Instructions to follow
What follows is a set of records; restate each one word for word and drop the pictures.

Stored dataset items
================
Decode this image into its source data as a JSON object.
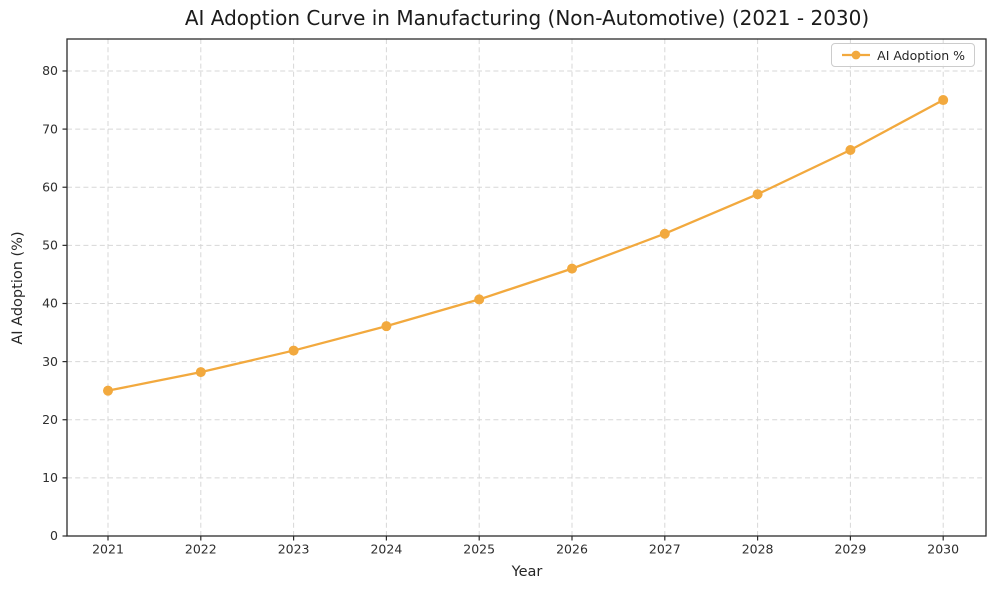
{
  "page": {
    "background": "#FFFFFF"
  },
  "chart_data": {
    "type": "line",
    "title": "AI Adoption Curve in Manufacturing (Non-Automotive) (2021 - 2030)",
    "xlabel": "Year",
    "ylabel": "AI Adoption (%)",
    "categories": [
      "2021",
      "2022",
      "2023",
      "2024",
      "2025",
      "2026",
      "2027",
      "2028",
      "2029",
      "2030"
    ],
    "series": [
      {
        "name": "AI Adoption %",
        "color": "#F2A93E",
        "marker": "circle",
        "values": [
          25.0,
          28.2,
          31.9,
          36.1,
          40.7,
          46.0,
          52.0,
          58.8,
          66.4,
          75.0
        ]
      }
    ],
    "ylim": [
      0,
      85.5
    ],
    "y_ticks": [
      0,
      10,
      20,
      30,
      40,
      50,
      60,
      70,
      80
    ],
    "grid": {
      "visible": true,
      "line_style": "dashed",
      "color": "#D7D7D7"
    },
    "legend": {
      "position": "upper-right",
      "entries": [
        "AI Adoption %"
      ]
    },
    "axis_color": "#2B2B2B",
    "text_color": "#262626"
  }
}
================
Response below
Decode this image into its source data as a JSON object.
{
  "page": {
    "background": "#FFFFFF"
  },
  "chart_data": {
    "type": "line",
    "title": "AI Adoption Curve in Manufacturing (Non-Automotive) (2021 - 2030)",
    "xlabel": "Year",
    "ylabel": "AI Adoption (%)",
    "categories": [
      "2021",
      "2022",
      "2023",
      "2024",
      "2025",
      "2026",
      "2027",
      "2028",
      "2029",
      "2030"
    ],
    "series": [
      {
        "name": "AI Adoption %",
        "color": "#F2A93E",
        "marker": "circle",
        "values": [
          25.0,
          28.2,
          31.9,
          36.1,
          40.7,
          46.0,
          52.0,
          58.8,
          66.4,
          75.0
        ]
      }
    ],
    "ylim": [
      0,
      85.5
    ],
    "y_ticks": [
      0,
      10,
      20,
      30,
      40,
      50,
      60,
      70,
      80
    ],
    "grid": {
      "visible": true,
      "line_style": "dashed",
      "color": "#D7D7D7"
    },
    "legend": {
      "position": "upper-right",
      "entries": [
        "AI Adoption %"
      ]
    },
    "axis_color": "#2B2B2B",
    "text_color": "#262626"
  }
}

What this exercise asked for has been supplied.